--- Source records ---
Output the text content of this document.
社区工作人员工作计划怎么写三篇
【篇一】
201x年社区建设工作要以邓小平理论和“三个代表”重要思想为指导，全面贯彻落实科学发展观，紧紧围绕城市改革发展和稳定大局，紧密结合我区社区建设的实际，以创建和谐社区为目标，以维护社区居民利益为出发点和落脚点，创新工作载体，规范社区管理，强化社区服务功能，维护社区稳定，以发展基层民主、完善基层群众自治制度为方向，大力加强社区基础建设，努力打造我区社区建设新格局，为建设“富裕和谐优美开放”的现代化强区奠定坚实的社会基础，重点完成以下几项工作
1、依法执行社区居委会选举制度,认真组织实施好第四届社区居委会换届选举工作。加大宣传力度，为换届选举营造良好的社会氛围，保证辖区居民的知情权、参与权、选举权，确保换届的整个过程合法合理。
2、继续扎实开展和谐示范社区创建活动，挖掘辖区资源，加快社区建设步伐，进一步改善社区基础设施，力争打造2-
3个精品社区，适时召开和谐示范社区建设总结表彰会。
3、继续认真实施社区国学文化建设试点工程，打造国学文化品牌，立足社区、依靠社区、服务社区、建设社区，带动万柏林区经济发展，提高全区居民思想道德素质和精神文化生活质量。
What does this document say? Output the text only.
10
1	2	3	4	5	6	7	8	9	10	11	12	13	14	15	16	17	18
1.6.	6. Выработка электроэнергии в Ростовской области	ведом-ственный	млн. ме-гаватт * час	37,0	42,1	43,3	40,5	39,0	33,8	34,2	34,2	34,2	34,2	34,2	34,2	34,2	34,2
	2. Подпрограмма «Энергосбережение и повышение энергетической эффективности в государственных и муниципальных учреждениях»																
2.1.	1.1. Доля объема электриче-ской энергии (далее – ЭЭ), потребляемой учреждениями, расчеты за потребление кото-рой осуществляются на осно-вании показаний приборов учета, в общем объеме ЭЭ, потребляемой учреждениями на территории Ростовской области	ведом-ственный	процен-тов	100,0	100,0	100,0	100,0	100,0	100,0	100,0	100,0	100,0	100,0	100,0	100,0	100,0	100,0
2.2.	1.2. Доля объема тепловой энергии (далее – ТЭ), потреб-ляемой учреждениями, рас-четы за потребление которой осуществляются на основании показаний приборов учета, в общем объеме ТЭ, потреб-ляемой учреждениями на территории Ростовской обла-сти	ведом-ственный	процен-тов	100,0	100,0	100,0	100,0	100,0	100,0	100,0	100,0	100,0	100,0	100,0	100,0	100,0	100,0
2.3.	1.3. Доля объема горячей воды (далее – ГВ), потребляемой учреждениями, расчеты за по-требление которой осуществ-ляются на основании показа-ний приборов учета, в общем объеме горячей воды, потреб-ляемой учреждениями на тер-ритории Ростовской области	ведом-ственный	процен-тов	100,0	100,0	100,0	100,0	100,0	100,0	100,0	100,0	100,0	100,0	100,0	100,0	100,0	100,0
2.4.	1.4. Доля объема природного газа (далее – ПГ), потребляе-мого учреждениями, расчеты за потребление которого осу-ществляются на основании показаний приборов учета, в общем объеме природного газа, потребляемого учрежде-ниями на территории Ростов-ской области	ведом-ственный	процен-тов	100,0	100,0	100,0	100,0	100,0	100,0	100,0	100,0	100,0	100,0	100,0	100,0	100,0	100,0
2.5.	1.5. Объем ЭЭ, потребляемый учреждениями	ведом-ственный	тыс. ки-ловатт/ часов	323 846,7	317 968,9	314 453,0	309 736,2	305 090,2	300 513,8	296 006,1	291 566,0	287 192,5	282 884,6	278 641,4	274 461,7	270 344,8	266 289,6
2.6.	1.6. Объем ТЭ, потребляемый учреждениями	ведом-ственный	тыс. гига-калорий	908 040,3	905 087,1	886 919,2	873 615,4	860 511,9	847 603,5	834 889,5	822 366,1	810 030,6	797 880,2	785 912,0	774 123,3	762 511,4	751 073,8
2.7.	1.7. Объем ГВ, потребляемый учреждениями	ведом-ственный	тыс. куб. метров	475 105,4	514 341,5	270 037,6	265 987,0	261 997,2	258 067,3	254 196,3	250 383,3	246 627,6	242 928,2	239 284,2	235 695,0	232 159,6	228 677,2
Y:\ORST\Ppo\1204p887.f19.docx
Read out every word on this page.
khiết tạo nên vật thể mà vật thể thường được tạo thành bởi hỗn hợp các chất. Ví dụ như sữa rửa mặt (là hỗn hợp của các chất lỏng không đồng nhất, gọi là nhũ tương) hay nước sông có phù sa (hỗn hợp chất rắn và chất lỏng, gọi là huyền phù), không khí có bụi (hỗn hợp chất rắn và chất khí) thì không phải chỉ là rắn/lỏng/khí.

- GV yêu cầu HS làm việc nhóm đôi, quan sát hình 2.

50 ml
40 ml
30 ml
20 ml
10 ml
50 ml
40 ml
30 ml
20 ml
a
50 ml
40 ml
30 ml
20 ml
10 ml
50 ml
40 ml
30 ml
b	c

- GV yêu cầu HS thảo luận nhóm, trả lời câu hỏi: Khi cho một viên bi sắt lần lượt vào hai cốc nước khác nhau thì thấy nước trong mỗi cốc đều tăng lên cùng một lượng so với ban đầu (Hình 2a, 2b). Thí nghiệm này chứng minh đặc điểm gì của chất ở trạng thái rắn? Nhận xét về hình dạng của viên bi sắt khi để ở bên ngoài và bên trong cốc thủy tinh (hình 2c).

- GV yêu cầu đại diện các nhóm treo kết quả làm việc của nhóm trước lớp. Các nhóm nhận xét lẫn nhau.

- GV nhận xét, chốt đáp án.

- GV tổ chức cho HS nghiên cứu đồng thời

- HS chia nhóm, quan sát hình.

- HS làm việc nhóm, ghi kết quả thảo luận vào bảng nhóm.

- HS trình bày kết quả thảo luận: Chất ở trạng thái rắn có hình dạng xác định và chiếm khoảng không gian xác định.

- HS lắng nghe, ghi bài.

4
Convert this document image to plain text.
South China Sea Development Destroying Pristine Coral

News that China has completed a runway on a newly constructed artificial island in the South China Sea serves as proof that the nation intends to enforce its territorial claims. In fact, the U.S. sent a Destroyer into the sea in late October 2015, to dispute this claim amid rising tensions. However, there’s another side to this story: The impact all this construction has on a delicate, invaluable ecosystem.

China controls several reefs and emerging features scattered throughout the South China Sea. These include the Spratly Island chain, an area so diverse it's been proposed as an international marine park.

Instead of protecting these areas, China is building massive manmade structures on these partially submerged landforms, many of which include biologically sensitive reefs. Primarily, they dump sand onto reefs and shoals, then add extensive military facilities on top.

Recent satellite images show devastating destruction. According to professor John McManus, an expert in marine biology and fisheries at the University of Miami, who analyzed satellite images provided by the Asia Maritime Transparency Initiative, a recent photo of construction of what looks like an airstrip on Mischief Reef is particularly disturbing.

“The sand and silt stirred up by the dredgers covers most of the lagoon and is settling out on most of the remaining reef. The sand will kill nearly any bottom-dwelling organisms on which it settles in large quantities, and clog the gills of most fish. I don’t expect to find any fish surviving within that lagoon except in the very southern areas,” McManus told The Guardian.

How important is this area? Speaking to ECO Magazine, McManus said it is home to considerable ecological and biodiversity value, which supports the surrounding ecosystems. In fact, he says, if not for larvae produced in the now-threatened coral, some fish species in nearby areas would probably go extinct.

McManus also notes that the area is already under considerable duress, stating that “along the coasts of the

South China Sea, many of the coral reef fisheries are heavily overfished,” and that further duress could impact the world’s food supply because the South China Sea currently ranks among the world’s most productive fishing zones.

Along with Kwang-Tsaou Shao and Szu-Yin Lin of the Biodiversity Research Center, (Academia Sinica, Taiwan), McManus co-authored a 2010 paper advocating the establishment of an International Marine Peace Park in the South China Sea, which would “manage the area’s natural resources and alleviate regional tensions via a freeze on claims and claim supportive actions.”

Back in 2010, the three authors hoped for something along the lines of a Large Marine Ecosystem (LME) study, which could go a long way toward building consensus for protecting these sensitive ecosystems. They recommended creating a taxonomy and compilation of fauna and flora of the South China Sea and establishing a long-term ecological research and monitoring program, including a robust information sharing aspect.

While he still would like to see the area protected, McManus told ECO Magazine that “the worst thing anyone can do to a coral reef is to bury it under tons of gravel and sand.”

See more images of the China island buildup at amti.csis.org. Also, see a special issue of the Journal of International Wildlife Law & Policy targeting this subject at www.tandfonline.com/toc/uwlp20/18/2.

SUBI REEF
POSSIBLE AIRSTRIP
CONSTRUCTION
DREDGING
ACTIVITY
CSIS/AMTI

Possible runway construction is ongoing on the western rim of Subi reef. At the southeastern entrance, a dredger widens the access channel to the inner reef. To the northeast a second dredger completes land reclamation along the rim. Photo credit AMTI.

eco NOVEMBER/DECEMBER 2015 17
---
Given problem:
Check each line above for the string "thảo", then copy the ones that have it.

Answer to the problem:
- GV yêu cầu HS thảo luận nhóm, trả lời câu hỏi: Khi cho một viên bi sắt lần lượt vào hai cốc nước khác nhau thì thấy nước trong mỗi cốc đều tăng lên cùng một lượng so với ban đầu (Hình 2a, 2b). Thí nghiệm này chứng minh đặc điểm gì của chất ở trạng thái rắn? Nhận xét về hình dạng của viên bi sắt khi để ở bên ngoài và bên trong cốc thủy tinh (hình 2c).
- HS làm việc nhóm, ghi kết quả thảo luận vào bảng nhóm.
- HS trình bày kết quả thảo luận: Chất ở trạng thái rắn có hình dạng xác định và chiếm khoảng không gian xác định.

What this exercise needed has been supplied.